[Dataset start]

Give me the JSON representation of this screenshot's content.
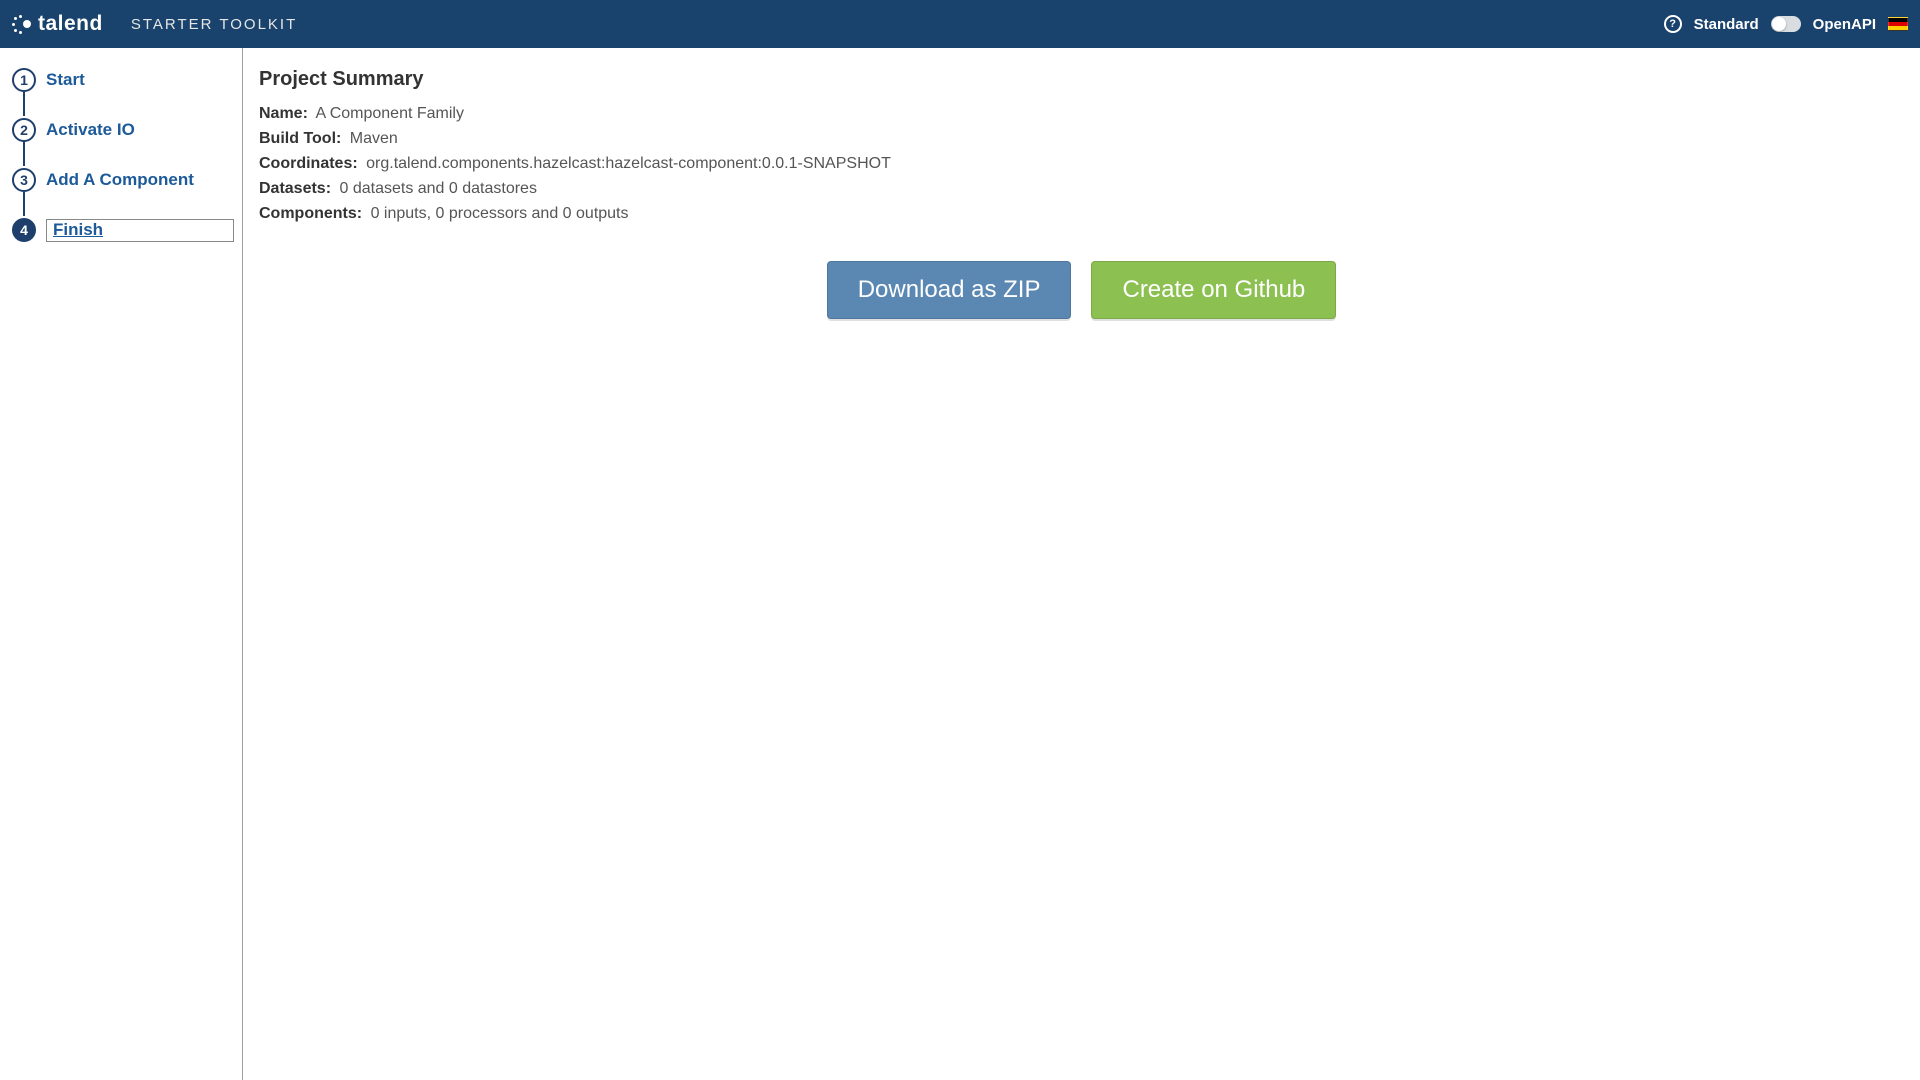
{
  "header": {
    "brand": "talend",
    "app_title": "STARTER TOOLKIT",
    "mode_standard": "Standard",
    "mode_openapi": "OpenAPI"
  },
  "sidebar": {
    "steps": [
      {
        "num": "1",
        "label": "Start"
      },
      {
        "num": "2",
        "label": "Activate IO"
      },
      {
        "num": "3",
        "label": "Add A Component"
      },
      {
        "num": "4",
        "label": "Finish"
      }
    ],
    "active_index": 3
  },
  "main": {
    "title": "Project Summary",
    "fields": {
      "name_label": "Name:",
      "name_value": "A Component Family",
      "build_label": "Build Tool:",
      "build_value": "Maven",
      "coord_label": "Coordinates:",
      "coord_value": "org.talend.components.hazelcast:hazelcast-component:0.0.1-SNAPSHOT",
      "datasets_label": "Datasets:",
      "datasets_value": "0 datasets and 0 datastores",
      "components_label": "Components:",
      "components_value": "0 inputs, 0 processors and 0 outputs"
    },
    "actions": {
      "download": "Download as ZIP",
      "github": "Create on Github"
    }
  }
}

[Dataset end]

**Instruction:** Repeat the entries exactly and keep the pictures out of the copy.

**Response to the task:**
Give me the JSON representation of this screenshot's content.
{
  "header": {
    "brand": "talend",
    "app_title": "STARTER TOOLKIT",
    "mode_standard": "Standard",
    "mode_openapi": "OpenAPI"
  },
  "sidebar": {
    "steps": [
      {
        "num": "1",
        "label": "Start"
      },
      {
        "num": "2",
        "label": "Activate IO"
      },
      {
        "num": "3",
        "label": "Add A Component"
      },
      {
        "num": "4",
        "label": "Finish"
      }
    ],
    "active_index": 3
  },
  "main": {
    "title": "Project Summary",
    "fields": {
      "name_label": "Name:",
      "name_value": "A Component Family",
      "build_label": "Build Tool:",
      "build_value": "Maven",
      "coord_label": "Coordinates:",
      "coord_value": "org.talend.components.hazelcast:hazelcast-component:0.0.1-SNAPSHOT",
      "datasets_label": "Datasets:",
      "datasets_value": "0 datasets and 0 datastores",
      "components_label": "Components:",
      "components_value": "0 inputs, 0 processors and 0 outputs"
    },
    "actions": {
      "download": "Download as ZIP",
      "github": "Create on Github"
    }
  }
}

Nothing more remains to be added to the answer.